Can you transcribe the data exactly? Leave the pictures out.
>> start Given data
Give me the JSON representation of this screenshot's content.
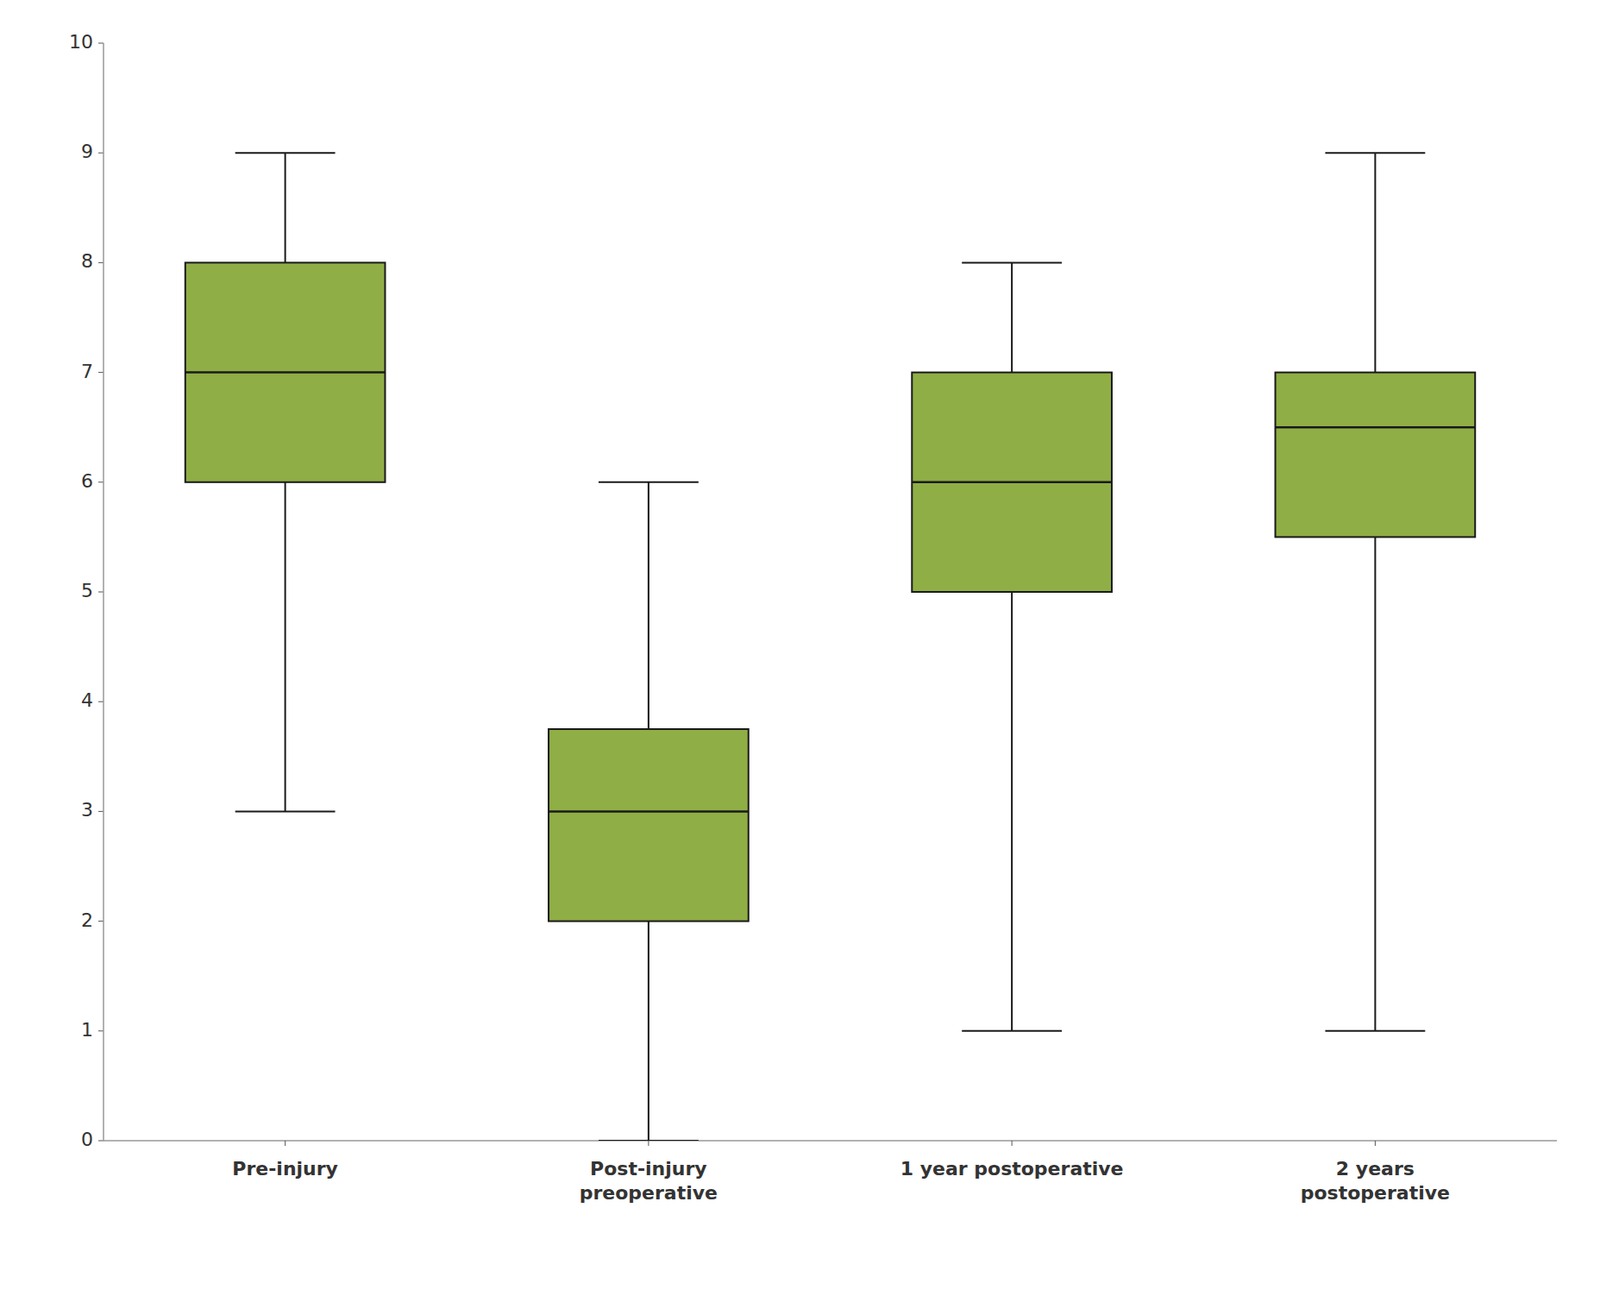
{
  "chart_data": {
    "type": "box",
    "categories": [
      "Pre-injury",
      "Post-injury\npreoperative",
      "1 year postoperative",
      "2 years\npostoperative"
    ],
    "boxes": [
      {
        "whisker_low": 3,
        "q1": 6,
        "median": 7,
        "q3": 8,
        "whisker_high": 9
      },
      {
        "whisker_low": 0,
        "q1": 2,
        "median": 3,
        "q3": 3.75,
        "whisker_high": 6
      },
      {
        "whisker_low": 1,
        "q1": 5,
        "median": 6,
        "q3": 7,
        "whisker_high": 8
      },
      {
        "whisker_low": 1,
        "q1": 5.5,
        "median": 6.5,
        "q3": 7,
        "whisker_high": 9
      }
    ],
    "color": "#8fae45",
    "ylim": [
      0,
      10
    ],
    "yticks": [
      0,
      1,
      2,
      3,
      4,
      5,
      6,
      7,
      8,
      9,
      10
    ],
    "grid": false
  }
}
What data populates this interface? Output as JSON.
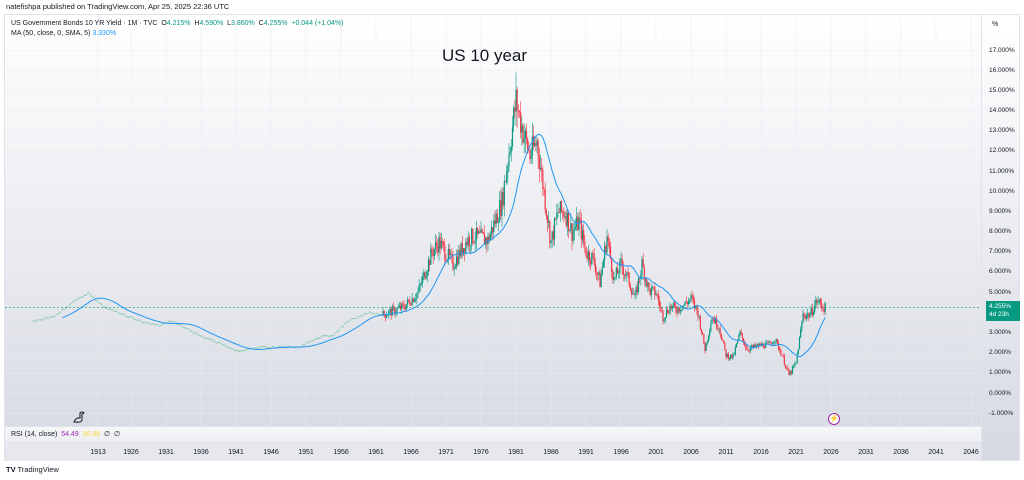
{
  "published": "natefishpa published on TradingView.com, Apr 25, 2025 22:36 UTC",
  "legend": {
    "symbol": "US Government Bonds 10 YR Yield · 1M · TVC",
    "o_label": "O",
    "o": "4.215%",
    "h_label": "H",
    "h": "4.590%",
    "l_label": "L",
    "l": "3.860%",
    "c_label": "C",
    "c": "4.255%",
    "change": "+0.044 (+1.04%)",
    "ma_label": "MA (50, close, 0, SMA, 5)",
    "ma_value": "3.330%"
  },
  "annotation": "US 10 year",
  "axis": {
    "unit": "%",
    "labels": [
      "17.000%",
      "16.000%",
      "15.000%",
      "14.000%",
      "13.000%",
      "12.000%",
      "11.000%",
      "10.000%",
      "9.000%",
      "8.000%",
      "7.000%",
      "6.000%",
      "5.000%",
      "3.000%",
      "2.000%",
      "1.000%",
      "0.000%",
      "-1.000%"
    ],
    "price_tag": "4.255%",
    "countdown": "4d 23h"
  },
  "rsi": {
    "label": "RSI (14, close)",
    "value": "54.49",
    "ma": "56.68",
    "x1": "∅",
    "x2": "∅"
  },
  "xaxis": [
    "1913",
    "1926",
    "1931",
    "1936",
    "1941",
    "1946",
    "1951",
    "1956",
    "1961",
    "1966",
    "1971",
    "1976",
    "1981",
    "1986",
    "1991",
    "1996",
    "2001",
    "2006",
    "2011",
    "2016",
    "2021",
    "2026",
    "2031",
    "2036",
    "2041",
    "2046"
  ],
  "footer": "TradingView",
  "colors": {
    "up": "#089981",
    "down": "#f23645",
    "ma": "#2196f3"
  },
  "chart_data": {
    "type": "candlestick",
    "title": "US 10 year",
    "ylabel": "%",
    "ylim": [
      -1.5,
      17.5
    ],
    "years": [
      1912,
      1915,
      1918,
      1920,
      1922,
      1925,
      1928,
      1930,
      1932,
      1935,
      1938,
      1941,
      1945,
      1950,
      1953,
      1955,
      1957,
      1960,
      1962,
      1965,
      1967,
      1969,
      1970,
      1972,
      1974,
      1975,
      1977,
      1979,
      1980,
      1981,
      1982,
      1983,
      1984,
      1985,
      1986,
      1987,
      1988,
      1989,
      1990,
      1991,
      1992,
      1993,
      1994,
      1995,
      1996,
      1997,
      1998,
      1999,
      2000,
      2001,
      2002,
      2003,
      2004,
      2005,
      2006,
      2007,
      2008,
      2009,
      2010,
      2011,
      2012,
      2013,
      2014,
      2015,
      2016,
      2017,
      2018,
      2019,
      2020,
      2021,
      2022,
      2023,
      2024,
      2025
    ],
    "closes": [
      3.6,
      3.8,
      4.6,
      5.0,
      4.3,
      3.9,
      3.5,
      3.4,
      3.6,
      3.0,
      2.6,
      2.1,
      2.3,
      2.3,
      2.8,
      2.9,
      3.6,
      4.0,
      3.9,
      4.3,
      5.0,
      7.0,
      7.5,
      6.4,
      7.6,
      7.8,
      7.6,
      9.5,
      12,
      14.5,
      13,
      11.8,
      12.5,
      10,
      7.5,
      9,
      9,
      8,
      8.5,
      7.0,
      6.7,
      5.5,
      7.8,
      5.6,
      6.4,
      5.7,
      4.7,
      6.4,
      5.1,
      5.0,
      3.8,
      4.3,
      4.2,
      4.4,
      4.7,
      4.0,
      2.2,
      3.8,
      3.3,
      1.9,
      1.8,
      3.0,
      2.2,
      2.3,
      2.4,
      2.4,
      2.7,
      1.9,
      0.9,
      1.5,
      3.9,
      3.9,
      4.6,
      4.26
    ]
  }
}
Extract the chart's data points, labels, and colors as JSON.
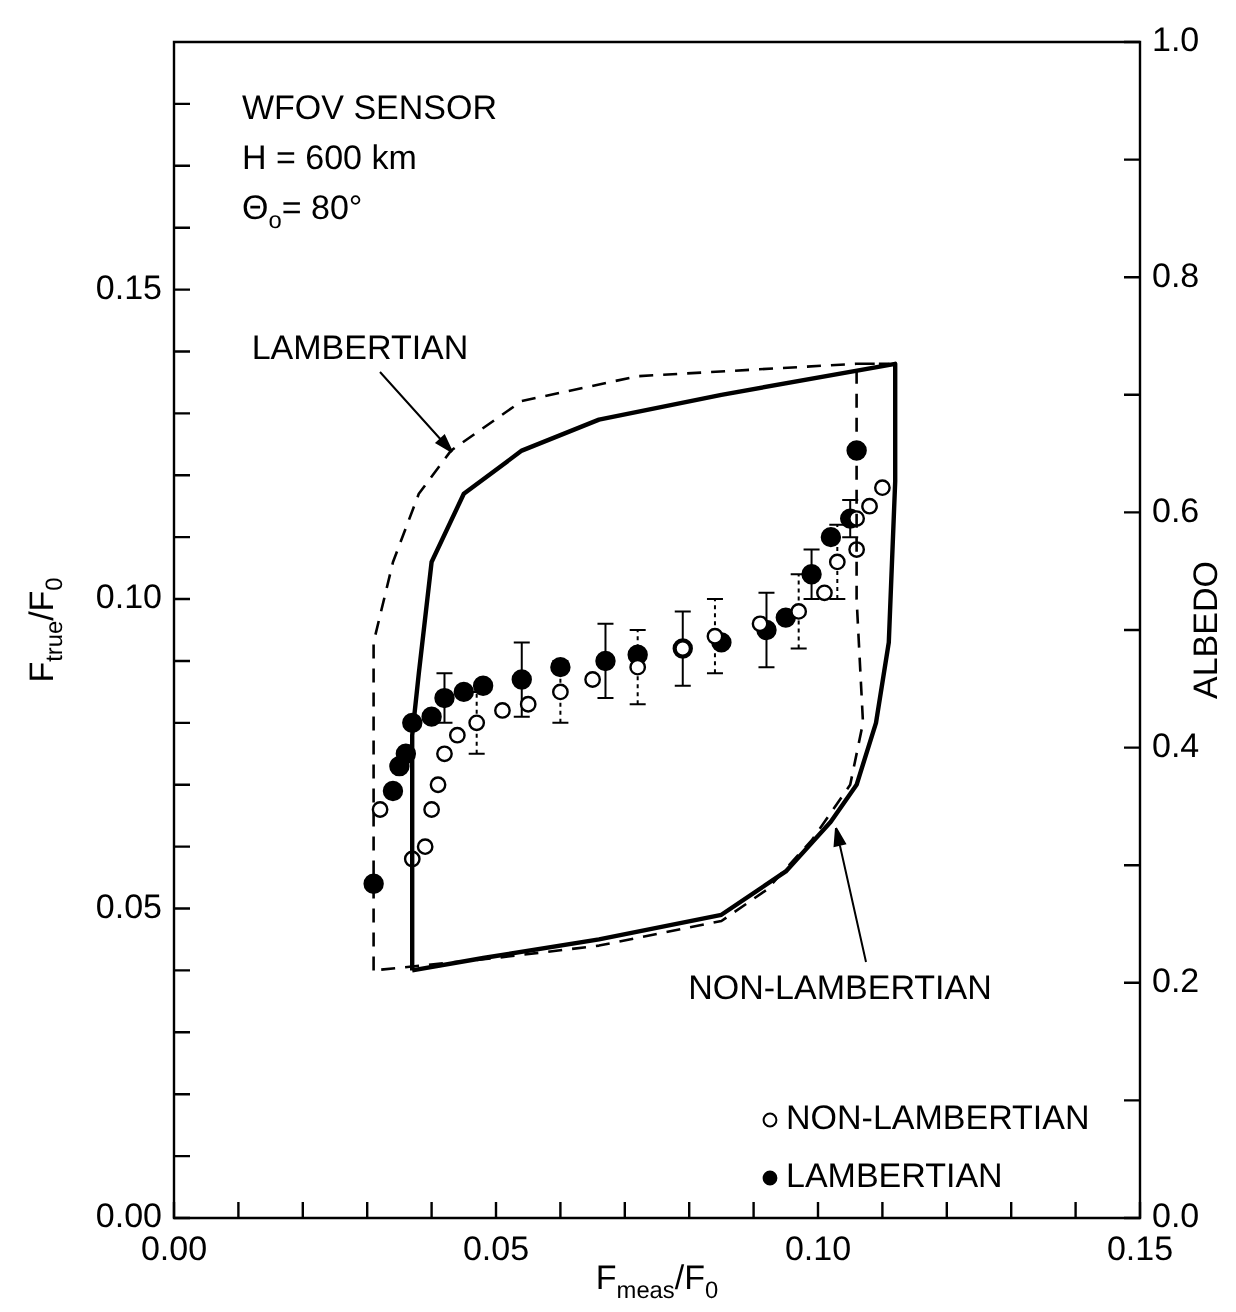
>> end Given data
▸ **Result below**
Give me the JSON representation of this screenshot's content.
{
  "chart_data": {
    "type": "box",
    "categories": [
      "Pre-injury",
      "Post-injury\npreoperative",
      "1 year postoperative",
      "2 years\npostoperative"
    ],
    "boxes": [
      {
        "whisker_low": 3,
        "q1": 6,
        "median": 7,
        "q3": 8,
        "whisker_high": 9
      },
      {
        "whisker_low": 0,
        "q1": 2,
        "median": 3,
        "q3": 3.75,
        "whisker_high": 6
      },
      {
        "whisker_low": 1,
        "q1": 5,
        "median": 6,
        "q3": 7,
        "whisker_high": 8
      },
      {
        "whisker_low": 1,
        "q1": 5.5,
        "median": 6.5,
        "q3": 7,
        "whisker_high": 9
      }
    ],
    "color": "#8fae45",
    "ylim": [
      0,
      10
    ],
    "yticks": [
      0,
      1,
      2,
      3,
      4,
      5,
      6,
      7,
      8,
      9,
      10
    ],
    "grid": false
  }
}
What data populates this interface? Output as JSON.
{
  "published": "natefishpa published on TradingView.com, Apr 25, 2025 22:36 UTC",
  "legend": {
    "symbol": "US Government Bonds 10 YR Yield · 1M · TVC",
    "o_label": "O",
    "o": "4.215%",
    "h_label": "H",
    "h": "4.590%",
    "l_label": "L",
    "l": "3.860%",
    "c_label": "C",
    "c": "4.255%",
    "change": "+0.044 (+1.04%)",
    "ma_label": "MA (50, close, 0, SMA, 5)",
    "ma_value": "3.330%"
  },
  "annotation": "US 10 year",
  "axis": {
    "unit": "%",
    "labels": [
      "17.000%",
      "16.000%",
      "15.000%",
      "14.000%",
      "13.000%",
      "12.000%",
      "11.000%",
      "10.000%",
      "9.000%",
      "8.000%",
      "7.000%",
      "6.000%",
      "5.000%",
      "3.000%",
      "2.000%",
      "1.000%",
      "0.000%",
      "-1.000%"
    ],
    "price_tag": "4.255%",
    "countdown": "4d 23h"
  },
  "rsi": {
    "label": "RSI (14, close)",
    "value": "54.49",
    "ma": "56.68",
    "x1": "∅",
    "x2": "∅"
  },
  "xaxis": [
    "1913",
    "1926",
    "1931",
    "1936",
    "1941",
    "1946",
    "1951",
    "1956",
    "1961",
    "1966",
    "1971",
    "1976",
    "1981",
    "1986",
    "1991",
    "1996",
    "2001",
    "2006",
    "2011",
    "2016",
    "2021",
    "2026",
    "2031",
    "2036",
    "2041",
    "2046"
  ],
  "footer": "TradingView",
  "colors": {
    "up": "#089981",
    "down": "#f23645",
    "ma": "#2196f3"
  },
  "chart_data": {
    "type": "candlestick",
    "title": "US 10 year",
    "ylabel": "%",
    "ylim": [
      -1.5,
      17.5
    ],
    "years": [
      1912,
      1915,
      1918,
      1920,
      1922,
      1925,
      1928,
      1930,
      1932,
      1935,
      1938,
      1941,
      1945,
      1950,
      1953,
      1955,
      1957,
      1960,
      1962,
      1965,
      1967,
      1969,
      1970,
      1972,
      1974,
      1975,
      1977,
      1979,
      1980,
      1981,
      1982,
      1983,
      1984,
      1985,
      1986,
      1987,
      1988,
      1989,
      1990,
      1991,
      1992,
      1993,
      1994,
      1995,
      1996,
      1997,
      1998,
      1999,
      2000,
      2001,
      2002,
      2003,
      2004,
      2005,
      2006,
      2007,
      2008,
      2009,
      2010,
      2011,
      2012,
      2013,
      2014,
      2015,
      2016,
      2017,
      2018,
      2019,
      2020,
      2021,
      2022,
      2023,
      2024,
      2025
    ],
    "closes": [
      3.6,
      3.8,
      4.6,
      5.0,
      4.3,
      3.9,
      3.5,
      3.4,
      3.6,
      3.0,
      2.6,
      2.1,
      2.3,
      2.3,
      2.8,
      2.9,
      3.6,
      4.0,
      3.9,
      4.3,
      5.0,
      7.0,
      7.5,
      6.4,
      7.6,
      7.8,
      7.6,
      9.5,
      12,
      14.5,
      13,
      11.8,
      12.5,
      10,
      7.5,
      9,
      9,
      8,
      8.5,
      7.0,
      6.7,
      5.5,
      7.8,
      5.6,
      6.4,
      5.7,
      4.7,
      6.4,
      5.1,
      5.0,
      3.8,
      4.3,
      4.2,
      4.4,
      4.7,
      4.0,
      2.2,
      3.8,
      3.3,
      1.9,
      1.8,
      3.0,
      2.2,
      2.3,
      2.4,
      2.4,
      2.7,
      1.9,
      0.9,
      1.5,
      3.9,
      3.9,
      4.6,
      4.26
    ]
  }
}
Extract the chart's data points, labels, and colors as JSON.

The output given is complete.